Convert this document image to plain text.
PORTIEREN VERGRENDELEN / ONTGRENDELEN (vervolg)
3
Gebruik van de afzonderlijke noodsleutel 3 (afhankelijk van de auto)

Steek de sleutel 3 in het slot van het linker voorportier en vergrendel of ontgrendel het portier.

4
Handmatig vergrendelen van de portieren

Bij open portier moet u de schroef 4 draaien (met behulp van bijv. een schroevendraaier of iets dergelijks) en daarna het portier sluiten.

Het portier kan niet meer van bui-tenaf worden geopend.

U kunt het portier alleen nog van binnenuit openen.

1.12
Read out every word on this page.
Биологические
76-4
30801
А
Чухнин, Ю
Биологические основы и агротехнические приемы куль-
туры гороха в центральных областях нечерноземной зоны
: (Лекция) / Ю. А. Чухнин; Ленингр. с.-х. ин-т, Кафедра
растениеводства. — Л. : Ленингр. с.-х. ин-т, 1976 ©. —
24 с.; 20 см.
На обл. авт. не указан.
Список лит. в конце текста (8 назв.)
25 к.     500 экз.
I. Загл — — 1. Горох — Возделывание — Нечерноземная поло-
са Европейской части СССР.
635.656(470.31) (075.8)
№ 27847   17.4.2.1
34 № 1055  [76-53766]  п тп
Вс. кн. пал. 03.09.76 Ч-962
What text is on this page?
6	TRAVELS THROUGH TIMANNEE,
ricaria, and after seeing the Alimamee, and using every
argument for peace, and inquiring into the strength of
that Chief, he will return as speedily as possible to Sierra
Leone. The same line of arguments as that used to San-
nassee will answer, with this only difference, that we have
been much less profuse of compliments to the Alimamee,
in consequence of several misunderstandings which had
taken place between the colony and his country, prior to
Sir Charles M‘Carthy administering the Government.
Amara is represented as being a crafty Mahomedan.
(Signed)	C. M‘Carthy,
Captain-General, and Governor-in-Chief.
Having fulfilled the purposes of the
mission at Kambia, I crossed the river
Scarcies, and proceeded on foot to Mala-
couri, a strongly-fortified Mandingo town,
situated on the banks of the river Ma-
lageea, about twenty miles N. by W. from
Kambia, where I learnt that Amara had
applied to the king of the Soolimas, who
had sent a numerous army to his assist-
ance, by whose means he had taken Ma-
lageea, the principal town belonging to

## STATED PROBLEM
Which lines hold the word "that"? Return all of them from the records above.

## RESPONSE TO THE TASK
that Chief, he will return as speedily as possible to Sierra
Leone. The same line of arguments as that used to San-
nassee will answer, with this only difference, that we have
Kambia, where I learnt that Amara had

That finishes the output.